» Stated task
Read the records below and copy each line that contains "křídlo".
....
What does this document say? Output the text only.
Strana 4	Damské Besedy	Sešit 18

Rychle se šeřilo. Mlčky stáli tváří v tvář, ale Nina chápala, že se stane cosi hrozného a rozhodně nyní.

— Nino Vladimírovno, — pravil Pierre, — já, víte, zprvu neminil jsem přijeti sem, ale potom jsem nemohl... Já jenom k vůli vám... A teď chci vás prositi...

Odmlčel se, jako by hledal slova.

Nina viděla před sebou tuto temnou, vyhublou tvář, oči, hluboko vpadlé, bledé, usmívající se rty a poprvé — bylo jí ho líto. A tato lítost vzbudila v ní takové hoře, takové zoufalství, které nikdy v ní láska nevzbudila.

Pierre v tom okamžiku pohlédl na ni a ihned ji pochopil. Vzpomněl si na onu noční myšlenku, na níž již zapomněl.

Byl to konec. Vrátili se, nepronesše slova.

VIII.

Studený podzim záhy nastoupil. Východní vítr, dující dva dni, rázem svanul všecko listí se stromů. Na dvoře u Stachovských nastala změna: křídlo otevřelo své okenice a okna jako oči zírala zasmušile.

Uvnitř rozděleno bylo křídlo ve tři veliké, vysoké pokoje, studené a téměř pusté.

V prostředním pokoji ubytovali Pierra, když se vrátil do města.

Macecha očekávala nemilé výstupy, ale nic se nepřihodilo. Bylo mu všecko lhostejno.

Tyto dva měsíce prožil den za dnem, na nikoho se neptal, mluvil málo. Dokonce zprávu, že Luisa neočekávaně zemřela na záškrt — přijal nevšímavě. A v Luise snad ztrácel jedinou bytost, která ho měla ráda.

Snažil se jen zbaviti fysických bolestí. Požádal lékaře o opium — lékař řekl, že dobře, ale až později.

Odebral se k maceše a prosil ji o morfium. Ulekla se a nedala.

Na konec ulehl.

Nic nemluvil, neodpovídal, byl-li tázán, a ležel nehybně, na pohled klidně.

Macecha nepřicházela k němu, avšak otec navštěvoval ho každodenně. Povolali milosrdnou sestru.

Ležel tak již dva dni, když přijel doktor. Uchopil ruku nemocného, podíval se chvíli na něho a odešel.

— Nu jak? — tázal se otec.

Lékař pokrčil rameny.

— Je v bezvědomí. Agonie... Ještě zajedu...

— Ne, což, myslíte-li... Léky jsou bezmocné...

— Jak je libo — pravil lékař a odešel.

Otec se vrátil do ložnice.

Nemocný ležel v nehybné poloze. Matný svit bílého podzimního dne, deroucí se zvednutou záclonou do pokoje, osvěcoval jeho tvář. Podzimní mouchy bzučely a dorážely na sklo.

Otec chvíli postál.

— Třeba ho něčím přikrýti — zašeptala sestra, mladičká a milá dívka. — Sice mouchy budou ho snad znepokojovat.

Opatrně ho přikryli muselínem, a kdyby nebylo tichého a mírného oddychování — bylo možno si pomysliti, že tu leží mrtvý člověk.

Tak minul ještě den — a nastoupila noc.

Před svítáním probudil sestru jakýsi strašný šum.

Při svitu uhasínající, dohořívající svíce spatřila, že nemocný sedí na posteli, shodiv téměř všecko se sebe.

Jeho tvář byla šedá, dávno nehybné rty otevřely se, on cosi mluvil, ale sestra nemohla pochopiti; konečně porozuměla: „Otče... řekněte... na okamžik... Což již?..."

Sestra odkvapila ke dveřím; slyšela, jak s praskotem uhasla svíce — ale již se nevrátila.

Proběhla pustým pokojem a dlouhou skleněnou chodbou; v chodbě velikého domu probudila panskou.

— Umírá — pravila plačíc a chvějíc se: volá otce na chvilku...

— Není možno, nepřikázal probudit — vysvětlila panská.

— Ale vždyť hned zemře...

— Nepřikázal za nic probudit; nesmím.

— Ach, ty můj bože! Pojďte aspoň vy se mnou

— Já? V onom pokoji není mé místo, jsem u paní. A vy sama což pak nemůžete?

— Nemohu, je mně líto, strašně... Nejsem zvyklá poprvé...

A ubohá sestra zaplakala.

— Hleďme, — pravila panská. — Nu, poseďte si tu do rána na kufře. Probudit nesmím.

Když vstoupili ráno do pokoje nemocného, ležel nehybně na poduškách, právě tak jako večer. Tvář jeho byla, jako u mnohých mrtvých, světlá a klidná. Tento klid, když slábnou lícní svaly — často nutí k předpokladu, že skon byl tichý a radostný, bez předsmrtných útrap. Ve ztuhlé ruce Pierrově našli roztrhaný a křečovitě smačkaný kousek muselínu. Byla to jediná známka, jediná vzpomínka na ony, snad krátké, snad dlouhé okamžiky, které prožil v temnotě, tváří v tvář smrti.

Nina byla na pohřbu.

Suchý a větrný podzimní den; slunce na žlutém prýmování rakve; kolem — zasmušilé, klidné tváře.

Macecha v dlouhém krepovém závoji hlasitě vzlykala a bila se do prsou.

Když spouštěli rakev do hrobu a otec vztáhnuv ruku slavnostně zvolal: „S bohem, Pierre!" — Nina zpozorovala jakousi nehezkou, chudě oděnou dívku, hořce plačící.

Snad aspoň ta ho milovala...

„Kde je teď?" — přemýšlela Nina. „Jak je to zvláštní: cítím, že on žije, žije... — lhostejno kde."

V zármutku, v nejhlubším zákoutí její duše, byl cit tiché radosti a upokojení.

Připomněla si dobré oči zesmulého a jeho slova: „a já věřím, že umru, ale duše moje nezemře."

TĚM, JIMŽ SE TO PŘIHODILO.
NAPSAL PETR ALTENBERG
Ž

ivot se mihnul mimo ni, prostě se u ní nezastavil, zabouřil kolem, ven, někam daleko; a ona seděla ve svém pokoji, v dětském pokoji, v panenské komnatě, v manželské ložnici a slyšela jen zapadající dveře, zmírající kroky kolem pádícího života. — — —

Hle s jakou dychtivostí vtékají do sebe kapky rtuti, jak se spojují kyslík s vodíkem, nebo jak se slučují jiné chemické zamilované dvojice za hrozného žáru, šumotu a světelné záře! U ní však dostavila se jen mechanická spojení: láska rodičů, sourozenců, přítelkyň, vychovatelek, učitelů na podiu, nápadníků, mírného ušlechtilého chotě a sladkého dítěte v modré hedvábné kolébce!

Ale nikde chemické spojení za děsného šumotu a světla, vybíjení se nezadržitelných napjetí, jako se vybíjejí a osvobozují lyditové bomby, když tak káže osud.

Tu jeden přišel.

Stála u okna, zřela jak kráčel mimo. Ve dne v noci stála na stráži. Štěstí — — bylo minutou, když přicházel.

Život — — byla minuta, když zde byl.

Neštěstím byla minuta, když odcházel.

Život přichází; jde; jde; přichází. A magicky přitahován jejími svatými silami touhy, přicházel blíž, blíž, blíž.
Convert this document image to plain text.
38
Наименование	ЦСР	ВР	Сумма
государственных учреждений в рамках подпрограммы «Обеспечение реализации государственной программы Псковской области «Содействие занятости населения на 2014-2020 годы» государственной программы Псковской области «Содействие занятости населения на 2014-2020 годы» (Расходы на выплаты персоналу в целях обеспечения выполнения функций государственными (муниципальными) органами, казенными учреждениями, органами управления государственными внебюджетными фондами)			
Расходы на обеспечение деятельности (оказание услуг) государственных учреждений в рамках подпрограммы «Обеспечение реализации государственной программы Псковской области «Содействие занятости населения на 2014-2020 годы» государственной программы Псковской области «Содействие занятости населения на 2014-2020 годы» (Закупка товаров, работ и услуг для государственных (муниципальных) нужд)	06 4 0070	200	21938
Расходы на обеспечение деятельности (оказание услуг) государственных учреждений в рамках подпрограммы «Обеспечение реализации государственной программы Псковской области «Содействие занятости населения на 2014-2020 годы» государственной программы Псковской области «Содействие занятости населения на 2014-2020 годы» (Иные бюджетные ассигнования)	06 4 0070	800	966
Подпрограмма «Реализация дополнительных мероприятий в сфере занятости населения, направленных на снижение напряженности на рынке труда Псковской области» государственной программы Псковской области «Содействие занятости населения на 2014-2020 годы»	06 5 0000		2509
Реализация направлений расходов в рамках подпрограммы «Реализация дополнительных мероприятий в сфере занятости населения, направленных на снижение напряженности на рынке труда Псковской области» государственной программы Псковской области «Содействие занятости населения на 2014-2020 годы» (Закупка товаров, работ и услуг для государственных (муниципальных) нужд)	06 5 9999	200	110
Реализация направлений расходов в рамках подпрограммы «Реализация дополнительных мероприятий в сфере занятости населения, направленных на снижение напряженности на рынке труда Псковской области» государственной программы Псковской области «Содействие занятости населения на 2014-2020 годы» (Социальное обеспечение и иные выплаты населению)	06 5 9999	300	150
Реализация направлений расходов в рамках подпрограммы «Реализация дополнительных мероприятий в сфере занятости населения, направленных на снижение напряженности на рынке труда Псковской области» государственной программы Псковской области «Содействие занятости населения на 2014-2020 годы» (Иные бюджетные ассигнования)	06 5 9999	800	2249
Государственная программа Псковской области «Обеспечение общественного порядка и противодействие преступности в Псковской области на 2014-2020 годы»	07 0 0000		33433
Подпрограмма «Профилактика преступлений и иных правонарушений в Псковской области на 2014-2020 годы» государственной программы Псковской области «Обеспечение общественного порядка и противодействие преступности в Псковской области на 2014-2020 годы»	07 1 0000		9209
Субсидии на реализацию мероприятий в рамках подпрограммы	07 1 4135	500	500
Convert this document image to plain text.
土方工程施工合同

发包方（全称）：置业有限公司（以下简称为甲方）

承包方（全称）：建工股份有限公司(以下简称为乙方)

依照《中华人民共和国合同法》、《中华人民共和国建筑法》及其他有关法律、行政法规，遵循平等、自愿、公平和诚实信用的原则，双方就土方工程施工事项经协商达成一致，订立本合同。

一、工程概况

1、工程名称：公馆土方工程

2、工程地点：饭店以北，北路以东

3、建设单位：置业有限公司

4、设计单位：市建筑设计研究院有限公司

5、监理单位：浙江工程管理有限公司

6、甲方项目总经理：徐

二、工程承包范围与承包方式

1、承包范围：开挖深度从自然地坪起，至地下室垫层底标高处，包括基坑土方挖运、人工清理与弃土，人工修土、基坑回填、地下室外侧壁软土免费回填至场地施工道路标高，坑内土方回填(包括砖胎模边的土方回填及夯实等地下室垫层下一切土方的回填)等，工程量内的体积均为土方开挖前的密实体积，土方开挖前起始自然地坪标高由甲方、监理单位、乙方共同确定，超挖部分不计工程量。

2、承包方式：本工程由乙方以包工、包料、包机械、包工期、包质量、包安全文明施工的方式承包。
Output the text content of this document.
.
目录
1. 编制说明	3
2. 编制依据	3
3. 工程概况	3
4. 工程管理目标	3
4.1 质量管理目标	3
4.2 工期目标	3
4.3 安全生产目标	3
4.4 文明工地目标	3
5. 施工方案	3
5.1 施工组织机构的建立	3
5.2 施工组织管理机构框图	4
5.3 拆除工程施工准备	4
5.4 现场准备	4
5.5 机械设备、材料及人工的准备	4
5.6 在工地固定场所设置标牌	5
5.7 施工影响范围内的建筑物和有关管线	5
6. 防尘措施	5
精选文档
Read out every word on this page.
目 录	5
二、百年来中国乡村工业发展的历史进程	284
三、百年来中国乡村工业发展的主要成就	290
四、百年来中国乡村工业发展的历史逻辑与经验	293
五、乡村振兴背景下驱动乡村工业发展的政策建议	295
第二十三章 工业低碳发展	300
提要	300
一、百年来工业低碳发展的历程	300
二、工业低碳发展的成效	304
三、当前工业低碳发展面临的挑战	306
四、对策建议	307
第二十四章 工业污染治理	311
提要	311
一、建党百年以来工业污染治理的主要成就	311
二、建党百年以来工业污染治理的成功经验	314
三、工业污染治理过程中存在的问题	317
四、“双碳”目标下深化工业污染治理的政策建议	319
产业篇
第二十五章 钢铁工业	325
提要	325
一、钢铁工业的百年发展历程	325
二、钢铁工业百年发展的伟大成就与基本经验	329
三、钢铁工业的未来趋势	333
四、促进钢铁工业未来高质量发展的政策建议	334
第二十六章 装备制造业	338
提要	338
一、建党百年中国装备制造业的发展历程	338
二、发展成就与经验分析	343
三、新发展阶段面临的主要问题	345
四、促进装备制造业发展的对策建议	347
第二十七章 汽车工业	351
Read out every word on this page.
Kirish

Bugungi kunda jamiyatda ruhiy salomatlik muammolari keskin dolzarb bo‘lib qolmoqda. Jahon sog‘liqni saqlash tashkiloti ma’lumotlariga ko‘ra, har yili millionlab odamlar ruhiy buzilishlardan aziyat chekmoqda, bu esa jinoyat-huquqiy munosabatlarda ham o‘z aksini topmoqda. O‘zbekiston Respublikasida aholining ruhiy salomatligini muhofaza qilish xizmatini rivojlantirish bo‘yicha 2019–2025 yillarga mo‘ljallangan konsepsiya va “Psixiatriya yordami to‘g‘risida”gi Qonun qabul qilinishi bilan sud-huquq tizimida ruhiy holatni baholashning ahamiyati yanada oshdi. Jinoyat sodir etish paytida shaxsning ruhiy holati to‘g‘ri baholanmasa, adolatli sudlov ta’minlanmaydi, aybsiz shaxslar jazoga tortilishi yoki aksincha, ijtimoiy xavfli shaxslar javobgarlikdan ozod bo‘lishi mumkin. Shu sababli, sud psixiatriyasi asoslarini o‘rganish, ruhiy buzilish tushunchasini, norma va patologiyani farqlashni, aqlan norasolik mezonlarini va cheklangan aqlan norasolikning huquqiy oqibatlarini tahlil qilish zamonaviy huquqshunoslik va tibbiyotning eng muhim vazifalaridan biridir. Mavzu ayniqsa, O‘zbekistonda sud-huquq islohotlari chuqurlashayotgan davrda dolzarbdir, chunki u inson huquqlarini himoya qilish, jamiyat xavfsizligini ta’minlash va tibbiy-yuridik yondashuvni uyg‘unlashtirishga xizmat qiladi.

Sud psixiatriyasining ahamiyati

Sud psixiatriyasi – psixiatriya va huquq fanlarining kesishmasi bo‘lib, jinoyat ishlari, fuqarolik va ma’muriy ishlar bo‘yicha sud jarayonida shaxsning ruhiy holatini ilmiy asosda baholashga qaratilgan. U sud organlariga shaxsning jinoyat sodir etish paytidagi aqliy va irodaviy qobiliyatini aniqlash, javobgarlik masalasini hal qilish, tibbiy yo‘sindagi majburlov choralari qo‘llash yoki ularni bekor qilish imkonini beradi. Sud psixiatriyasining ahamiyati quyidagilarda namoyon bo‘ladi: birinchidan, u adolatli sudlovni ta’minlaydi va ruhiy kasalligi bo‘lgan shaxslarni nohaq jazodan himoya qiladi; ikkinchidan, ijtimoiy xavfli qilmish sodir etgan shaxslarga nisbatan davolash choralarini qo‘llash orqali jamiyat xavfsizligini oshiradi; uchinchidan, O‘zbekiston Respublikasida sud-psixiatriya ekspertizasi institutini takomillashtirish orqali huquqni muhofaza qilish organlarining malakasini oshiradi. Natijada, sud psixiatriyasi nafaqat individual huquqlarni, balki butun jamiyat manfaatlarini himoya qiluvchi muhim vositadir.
....
» Task answer
Studený podzim záhy nastoupil. Východní vítr, dující dva dni, rázem svanul všecko listí se stromů. Na dvoře u Stachovských nastala změna: křídlo otevřelo své okenice a okna jako oči zírala zasmušile.
Uvnitř rozděleno bylo křídlo ve tři veliké, vysoké pokoje, studené a téměř pusté.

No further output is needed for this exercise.